**PROVIDED INFORMATION:**
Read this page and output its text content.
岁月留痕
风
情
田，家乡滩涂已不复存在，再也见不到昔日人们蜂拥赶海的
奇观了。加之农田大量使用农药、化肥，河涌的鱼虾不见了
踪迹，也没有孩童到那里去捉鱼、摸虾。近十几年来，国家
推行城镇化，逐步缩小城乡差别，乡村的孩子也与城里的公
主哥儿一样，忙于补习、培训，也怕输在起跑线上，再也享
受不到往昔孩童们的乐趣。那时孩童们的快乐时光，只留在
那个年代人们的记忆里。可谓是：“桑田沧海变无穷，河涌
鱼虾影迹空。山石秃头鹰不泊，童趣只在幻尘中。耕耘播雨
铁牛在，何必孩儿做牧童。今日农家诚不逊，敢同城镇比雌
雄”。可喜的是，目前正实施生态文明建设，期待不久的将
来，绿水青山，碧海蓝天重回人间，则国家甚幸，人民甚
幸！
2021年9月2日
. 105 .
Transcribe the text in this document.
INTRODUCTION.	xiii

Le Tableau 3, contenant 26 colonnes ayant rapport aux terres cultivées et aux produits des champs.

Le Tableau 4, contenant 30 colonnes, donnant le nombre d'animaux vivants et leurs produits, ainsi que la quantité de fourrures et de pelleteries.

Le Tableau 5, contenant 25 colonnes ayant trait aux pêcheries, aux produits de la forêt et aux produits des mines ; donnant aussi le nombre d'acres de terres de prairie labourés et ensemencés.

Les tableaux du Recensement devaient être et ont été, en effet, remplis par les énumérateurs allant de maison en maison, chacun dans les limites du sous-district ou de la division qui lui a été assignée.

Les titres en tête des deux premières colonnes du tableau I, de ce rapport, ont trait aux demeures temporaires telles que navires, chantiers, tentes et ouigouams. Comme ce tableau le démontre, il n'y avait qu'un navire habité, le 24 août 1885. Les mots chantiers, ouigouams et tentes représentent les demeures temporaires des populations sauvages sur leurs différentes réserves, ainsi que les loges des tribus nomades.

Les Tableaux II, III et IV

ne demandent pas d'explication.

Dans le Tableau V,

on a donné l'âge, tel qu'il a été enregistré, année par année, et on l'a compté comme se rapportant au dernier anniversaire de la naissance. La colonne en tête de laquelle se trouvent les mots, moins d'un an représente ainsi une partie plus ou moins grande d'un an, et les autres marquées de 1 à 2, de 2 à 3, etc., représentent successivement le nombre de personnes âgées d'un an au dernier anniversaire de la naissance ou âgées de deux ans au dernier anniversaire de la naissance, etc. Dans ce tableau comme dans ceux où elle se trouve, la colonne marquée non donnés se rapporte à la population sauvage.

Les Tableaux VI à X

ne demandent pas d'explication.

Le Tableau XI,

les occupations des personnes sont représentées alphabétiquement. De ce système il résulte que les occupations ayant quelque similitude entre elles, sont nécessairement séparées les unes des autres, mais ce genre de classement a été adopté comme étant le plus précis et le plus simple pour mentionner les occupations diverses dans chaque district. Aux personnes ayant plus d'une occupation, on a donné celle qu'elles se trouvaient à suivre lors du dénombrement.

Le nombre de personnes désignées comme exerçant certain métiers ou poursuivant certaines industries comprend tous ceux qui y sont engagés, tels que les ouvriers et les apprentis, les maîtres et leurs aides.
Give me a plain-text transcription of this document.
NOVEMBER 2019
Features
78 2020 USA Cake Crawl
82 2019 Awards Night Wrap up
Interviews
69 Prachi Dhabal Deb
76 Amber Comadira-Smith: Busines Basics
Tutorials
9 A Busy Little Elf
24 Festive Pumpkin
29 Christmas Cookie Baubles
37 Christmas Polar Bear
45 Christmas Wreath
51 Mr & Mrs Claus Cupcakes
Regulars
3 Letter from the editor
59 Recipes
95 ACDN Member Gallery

**SET PROBLEM:** Copy, character for character, the lines from the line that holds "Give me a plain-text" through the final line of the records above.

**EXERCISE RESPONSE:**
Give me a plain-text transcription of this document.
NOVEMBER 2019
Features
78 2020 USA Cake Crawl
82 2019 Awards Night Wrap up
Interviews
69 Prachi Dhabal Deb
76 Amber Comadira-Smith: Busines Basics
Tutorials
9 A Busy Little Elf
24 Festive Pumpkin
29 Christmas Cookie Baubles
37 Christmas Polar Bear
45 Christmas Wreath
51 Mr & Mrs Claus Cupcakes
Regulars
3 Letter from the editor
59 Recipes
95 ACDN Member Gallery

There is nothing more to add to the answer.